RECORDED DATA>
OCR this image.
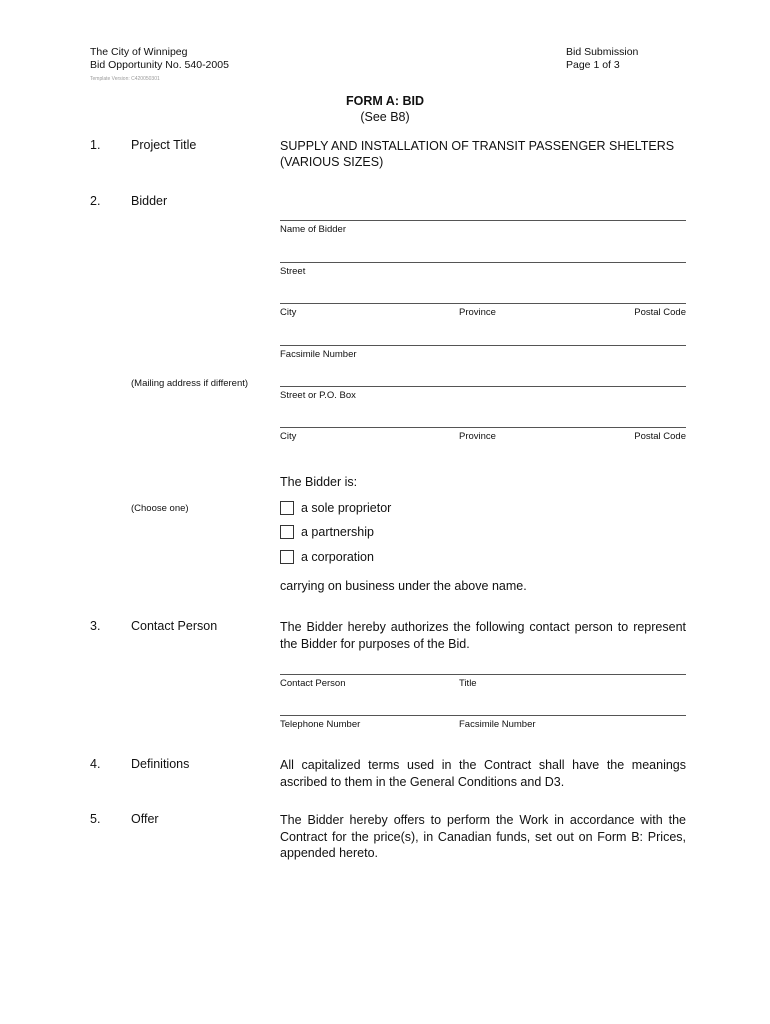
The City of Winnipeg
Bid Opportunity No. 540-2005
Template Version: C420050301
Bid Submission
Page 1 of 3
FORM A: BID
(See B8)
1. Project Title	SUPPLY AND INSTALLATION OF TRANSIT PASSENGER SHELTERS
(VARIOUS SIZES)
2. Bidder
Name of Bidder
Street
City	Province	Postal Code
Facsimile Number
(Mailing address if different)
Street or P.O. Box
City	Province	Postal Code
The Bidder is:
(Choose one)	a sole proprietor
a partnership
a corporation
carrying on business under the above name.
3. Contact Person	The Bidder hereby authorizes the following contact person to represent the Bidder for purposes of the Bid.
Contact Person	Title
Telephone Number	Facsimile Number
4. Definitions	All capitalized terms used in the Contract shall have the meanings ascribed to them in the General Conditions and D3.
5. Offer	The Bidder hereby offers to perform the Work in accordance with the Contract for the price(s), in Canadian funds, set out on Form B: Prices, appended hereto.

WHAT THE EXERCISE ASKS> Search the records for the word "Facsimile", then list every line that has it.

TASK OUTPUT>
Facsimile Number
Telephone Number	Facsimile Number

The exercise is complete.